***** Records for the exercise *****

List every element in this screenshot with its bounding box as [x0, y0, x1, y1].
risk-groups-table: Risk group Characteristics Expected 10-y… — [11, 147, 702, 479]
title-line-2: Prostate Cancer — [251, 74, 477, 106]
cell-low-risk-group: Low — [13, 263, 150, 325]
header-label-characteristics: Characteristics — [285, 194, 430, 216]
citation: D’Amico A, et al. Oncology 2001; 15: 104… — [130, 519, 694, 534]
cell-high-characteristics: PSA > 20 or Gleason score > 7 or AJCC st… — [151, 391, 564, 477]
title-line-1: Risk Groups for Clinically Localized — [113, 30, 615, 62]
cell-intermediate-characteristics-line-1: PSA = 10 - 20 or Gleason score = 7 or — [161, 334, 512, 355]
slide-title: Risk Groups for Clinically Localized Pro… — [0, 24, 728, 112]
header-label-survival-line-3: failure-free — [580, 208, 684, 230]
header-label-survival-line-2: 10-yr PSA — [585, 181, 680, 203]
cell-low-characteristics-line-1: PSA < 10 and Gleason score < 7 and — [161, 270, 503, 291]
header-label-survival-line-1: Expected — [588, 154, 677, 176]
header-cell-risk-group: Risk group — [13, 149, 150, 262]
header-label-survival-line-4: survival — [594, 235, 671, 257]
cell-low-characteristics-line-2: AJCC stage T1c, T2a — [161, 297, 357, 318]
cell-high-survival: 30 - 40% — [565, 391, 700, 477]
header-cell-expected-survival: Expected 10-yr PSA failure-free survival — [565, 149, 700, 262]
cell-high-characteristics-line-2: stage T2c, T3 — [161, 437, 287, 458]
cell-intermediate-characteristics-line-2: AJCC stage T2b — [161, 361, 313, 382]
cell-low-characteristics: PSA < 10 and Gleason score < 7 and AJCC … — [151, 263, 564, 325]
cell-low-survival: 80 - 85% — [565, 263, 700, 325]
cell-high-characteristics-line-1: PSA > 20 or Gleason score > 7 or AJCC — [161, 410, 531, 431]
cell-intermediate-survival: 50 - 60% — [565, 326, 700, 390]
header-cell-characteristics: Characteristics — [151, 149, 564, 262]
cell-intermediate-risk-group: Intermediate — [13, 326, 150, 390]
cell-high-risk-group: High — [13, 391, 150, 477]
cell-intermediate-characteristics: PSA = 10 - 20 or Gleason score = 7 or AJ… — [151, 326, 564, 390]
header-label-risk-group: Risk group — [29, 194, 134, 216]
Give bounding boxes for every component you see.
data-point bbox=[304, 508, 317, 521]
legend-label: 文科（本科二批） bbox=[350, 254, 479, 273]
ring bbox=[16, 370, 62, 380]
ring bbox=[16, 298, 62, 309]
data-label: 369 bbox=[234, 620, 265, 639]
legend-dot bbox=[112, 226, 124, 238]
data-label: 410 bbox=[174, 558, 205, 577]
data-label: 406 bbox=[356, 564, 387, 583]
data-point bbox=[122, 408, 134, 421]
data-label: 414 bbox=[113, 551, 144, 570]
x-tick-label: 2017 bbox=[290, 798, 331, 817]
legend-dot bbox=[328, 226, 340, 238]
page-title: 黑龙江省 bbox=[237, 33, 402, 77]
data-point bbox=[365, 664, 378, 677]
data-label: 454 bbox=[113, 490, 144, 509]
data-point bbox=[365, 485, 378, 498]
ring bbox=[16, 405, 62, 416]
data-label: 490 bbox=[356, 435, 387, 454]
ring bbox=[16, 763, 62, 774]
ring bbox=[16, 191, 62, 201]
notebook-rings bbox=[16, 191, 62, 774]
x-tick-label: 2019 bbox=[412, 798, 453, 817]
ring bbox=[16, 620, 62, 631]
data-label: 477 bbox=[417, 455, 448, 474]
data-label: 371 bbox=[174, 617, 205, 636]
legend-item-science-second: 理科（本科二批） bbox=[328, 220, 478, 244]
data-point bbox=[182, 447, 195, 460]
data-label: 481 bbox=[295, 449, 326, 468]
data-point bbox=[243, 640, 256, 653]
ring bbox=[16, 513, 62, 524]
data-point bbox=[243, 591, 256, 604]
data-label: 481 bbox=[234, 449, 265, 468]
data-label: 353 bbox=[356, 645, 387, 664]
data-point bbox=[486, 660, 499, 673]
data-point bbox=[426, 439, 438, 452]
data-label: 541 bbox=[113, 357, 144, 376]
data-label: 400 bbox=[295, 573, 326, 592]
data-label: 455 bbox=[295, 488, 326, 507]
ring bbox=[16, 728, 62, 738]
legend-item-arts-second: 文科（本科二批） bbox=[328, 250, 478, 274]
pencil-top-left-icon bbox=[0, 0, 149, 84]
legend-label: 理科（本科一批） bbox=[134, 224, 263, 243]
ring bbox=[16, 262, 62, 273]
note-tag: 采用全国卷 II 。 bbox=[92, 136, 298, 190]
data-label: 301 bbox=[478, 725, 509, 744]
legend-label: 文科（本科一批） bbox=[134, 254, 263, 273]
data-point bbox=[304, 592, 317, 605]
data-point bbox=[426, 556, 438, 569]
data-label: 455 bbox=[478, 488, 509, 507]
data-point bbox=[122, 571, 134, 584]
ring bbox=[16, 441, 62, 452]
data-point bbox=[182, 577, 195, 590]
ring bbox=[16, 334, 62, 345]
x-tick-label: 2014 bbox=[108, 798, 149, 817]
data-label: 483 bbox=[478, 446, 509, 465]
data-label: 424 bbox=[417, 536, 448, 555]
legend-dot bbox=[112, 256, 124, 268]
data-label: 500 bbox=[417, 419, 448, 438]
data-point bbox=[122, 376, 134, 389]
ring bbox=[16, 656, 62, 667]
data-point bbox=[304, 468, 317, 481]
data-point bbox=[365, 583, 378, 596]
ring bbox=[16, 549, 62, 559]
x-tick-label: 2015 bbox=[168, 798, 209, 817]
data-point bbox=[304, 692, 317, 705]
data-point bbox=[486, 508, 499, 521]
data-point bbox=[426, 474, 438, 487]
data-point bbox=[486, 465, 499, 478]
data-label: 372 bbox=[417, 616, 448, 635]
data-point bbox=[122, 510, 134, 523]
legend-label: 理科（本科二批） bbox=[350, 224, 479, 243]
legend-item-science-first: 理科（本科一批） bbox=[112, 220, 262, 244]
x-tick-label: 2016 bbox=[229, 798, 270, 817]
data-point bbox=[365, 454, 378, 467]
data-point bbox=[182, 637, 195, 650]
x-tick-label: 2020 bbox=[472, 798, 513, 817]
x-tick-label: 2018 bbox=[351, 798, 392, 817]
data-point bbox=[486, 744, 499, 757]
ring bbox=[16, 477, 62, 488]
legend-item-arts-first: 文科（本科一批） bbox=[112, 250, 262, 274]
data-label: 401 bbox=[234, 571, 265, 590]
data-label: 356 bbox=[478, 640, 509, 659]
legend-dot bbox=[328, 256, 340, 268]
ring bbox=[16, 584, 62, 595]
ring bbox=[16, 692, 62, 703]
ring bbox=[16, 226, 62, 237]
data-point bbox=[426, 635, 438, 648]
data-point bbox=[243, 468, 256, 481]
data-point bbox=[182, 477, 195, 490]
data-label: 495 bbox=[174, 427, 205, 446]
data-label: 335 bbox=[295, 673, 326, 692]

*****

[What the task requires]: Change every "Gleason score" in the listing to "Gleason grade" and write out all of its lines again with everything else left the same.

[Completed task]:
List every element in this screenshot with its bounding box as [x0, y0, x1, y1].
risk-groups-table: Risk group Characteristics Expected 10-y… — [11, 147, 702, 479]
title-line-2: Prostate Cancer — [251, 74, 477, 106]
cell-low-risk-group: Low — [13, 263, 150, 325]
header-label-characteristics: Characteristics — [285, 194, 430, 216]
citation: D’Amico A, et al. Oncology 2001; 15: 104… — [130, 519, 694, 534]
cell-high-characteristics: PSA > 20 or Gleason grade > 7 or AJCC st… — [151, 391, 564, 477]
title-line-1: Risk Groups for Clinically Localized — [113, 30, 615, 62]
cell-intermediate-characteristics-line-1: PSA = 10 - 20 or Gleason grade = 7 or — [161, 334, 512, 355]
slide-title: Risk Groups for Clinically Localized Pro… — [0, 24, 728, 112]
header-label-survival-line-3: failure-free — [580, 208, 684, 230]
header-label-survival-line-2: 10-yr PSA — [585, 181, 680, 203]
cell-low-characteristics-line-1: PSA < 10 and Gleason grade < 7 and — [161, 270, 503, 291]
header-label-survival-line-1: Expected — [588, 154, 677, 176]
header-cell-risk-group: Risk group — [13, 149, 150, 262]
header-label-survival-line-4: survival — [594, 235, 671, 257]
cell-low-characteristics-line-2: AJCC stage T1c, T2a — [161, 297, 357, 318]
cell-high-survival: 30 - 40% — [565, 391, 700, 477]
header-cell-expected-survival: Expected 10-yr PSA failure-free survival — [565, 149, 700, 262]
cell-high-characteristics-line-2: stage T2c, T3 — [161, 437, 287, 458]
cell-intermediate-characteristics-line-2: AJCC stage T2b — [161, 361, 313, 382]
cell-low-characteristics: PSA < 10 and Gleason grade < 7 and AJCC … — [151, 263, 564, 325]
cell-low-survival: 80 - 85% — [565, 263, 700, 325]
cell-high-characteristics-line-1: PSA > 20 or Gleason grade > 7 or AJCC — [161, 410, 531, 431]
cell-intermediate-survival: 50 - 60% — [565, 326, 700, 390]
header-cell-characteristics: Characteristics — [151, 149, 564, 262]
cell-intermediate-risk-group: Intermediate — [13, 326, 150, 390]
cell-high-risk-group: High — [13, 391, 150, 477]
cell-intermediate-characteristics: PSA = 10 - 20 or Gleason grade = 7 or AJ… — [151, 326, 564, 390]
header-label-risk-group: Risk group — [29, 194, 134, 216]
Give bounding boxes for every component you see.
data-point bbox=[304, 508, 317, 521]
legend-label: 文科（本科二批） bbox=[350, 254, 479, 273]
ring bbox=[16, 370, 62, 380]
ring bbox=[16, 298, 62, 309]
data-label: 369 bbox=[234, 620, 265, 639]
legend-dot bbox=[112, 226, 124, 238]
data-label: 410 bbox=[174, 558, 205, 577]
data-label: 406 bbox=[356, 564, 387, 583]
data-point bbox=[122, 408, 134, 421]
data-label: 414 bbox=[113, 551, 144, 570]
x-tick-label: 2017 bbox=[290, 798, 331, 817]
legend-dot bbox=[328, 226, 340, 238]
page-title: 黑龙江省 bbox=[237, 33, 402, 77]
data-point bbox=[365, 664, 378, 677]
data-label: 454 bbox=[113, 490, 144, 509]
data-point bbox=[365, 485, 378, 498]
ring bbox=[16, 405, 62, 416]
data-label: 490 bbox=[356, 435, 387, 454]
ring bbox=[16, 763, 62, 774]
ring bbox=[16, 191, 62, 201]
notebook-rings bbox=[16, 191, 62, 774]
x-tick-label: 2019 bbox=[412, 798, 453, 817]
ring bbox=[16, 620, 62, 631]
data-label: 477 bbox=[417, 455, 448, 474]
data-label: 371 bbox=[174, 617, 205, 636]
legend-item-science-second: 理科（本科二批） bbox=[328, 220, 478, 244]
data-point bbox=[182, 447, 195, 460]
data-label: 481 bbox=[295, 449, 326, 468]
data-point bbox=[243, 640, 256, 653]
ring bbox=[16, 513, 62, 524]
data-point bbox=[243, 591, 256, 604]
data-label: 481 bbox=[234, 449, 265, 468]
data-label: 353 bbox=[356, 645, 387, 664]
data-point bbox=[486, 660, 499, 673]
data-point bbox=[426, 439, 438, 452]
data-label: 541 bbox=[113, 357, 144, 376]
data-label: 400 bbox=[295, 573, 326, 592]
data-label: 455 bbox=[295, 488, 326, 507]
ring bbox=[16, 728, 62, 738]
legend-item-arts-second: 文科（本科二批） bbox=[328, 250, 478, 274]
pencil-top-left-icon bbox=[0, 0, 149, 84]
legend-label: 理科（本科一批） bbox=[134, 224, 263, 243]
ring bbox=[16, 262, 62, 273]
note-tag: 采用全国卷 II 。 bbox=[92, 136, 298, 190]
data-label: 301 bbox=[478, 725, 509, 744]
legend-label: 文科（本科一批） bbox=[134, 254, 263, 273]
data-point bbox=[304, 592, 317, 605]
data-point bbox=[426, 556, 438, 569]
data-label: 455 bbox=[478, 488, 509, 507]
data-point bbox=[122, 571, 134, 584]
ring bbox=[16, 441, 62, 452]
data-point bbox=[182, 577, 195, 590]
ring bbox=[16, 334, 62, 345]
x-tick-label: 2014 bbox=[108, 798, 149, 817]
data-label: 483 bbox=[478, 446, 509, 465]
data-label: 424 bbox=[417, 536, 448, 555]
legend-dot bbox=[112, 256, 124, 268]
data-label: 500 bbox=[417, 419, 448, 438]
data-point bbox=[122, 376, 134, 389]
ring bbox=[16, 656, 62, 667]
data-point bbox=[304, 468, 317, 481]
data-point bbox=[365, 583, 378, 596]
ring bbox=[16, 549, 62, 559]
x-tick-label: 2015 bbox=[168, 798, 209, 817]
data-point bbox=[304, 692, 317, 705]
data-point bbox=[486, 508, 499, 521]
data-point bbox=[426, 474, 438, 487]
data-point bbox=[486, 465, 499, 478]
data-label: 372 bbox=[417, 616, 448, 635]
data-point bbox=[122, 510, 134, 523]
legend-label: 理科（本科二批） bbox=[350, 224, 479, 243]
legend-item-science-first: 理科（本科一批） bbox=[112, 220, 262, 244]
x-tick-label: 2016 bbox=[229, 798, 270, 817]
data-point bbox=[365, 454, 378, 467]
data-point bbox=[182, 637, 195, 650]
x-tick-label: 2020 bbox=[472, 798, 513, 817]
x-tick-label: 2018 bbox=[351, 798, 392, 817]
data-point bbox=[486, 744, 499, 757]
ring bbox=[16, 477, 62, 488]
legend-item-arts-first: 文科（本科一批） bbox=[112, 250, 262, 274]
data-label: 401 bbox=[234, 571, 265, 590]
data-label: 356 bbox=[478, 640, 509, 659]
legend-dot bbox=[328, 256, 340, 268]
ring bbox=[16, 584, 62, 595]
ring bbox=[16, 692, 62, 703]
ring bbox=[16, 226, 62, 237]
data-point bbox=[426, 635, 438, 648]
data-point bbox=[243, 468, 256, 481]
data-point bbox=[182, 477, 195, 490]
data-label: 495 bbox=[174, 427, 205, 446]
data-label: 335 bbox=[295, 673, 326, 692]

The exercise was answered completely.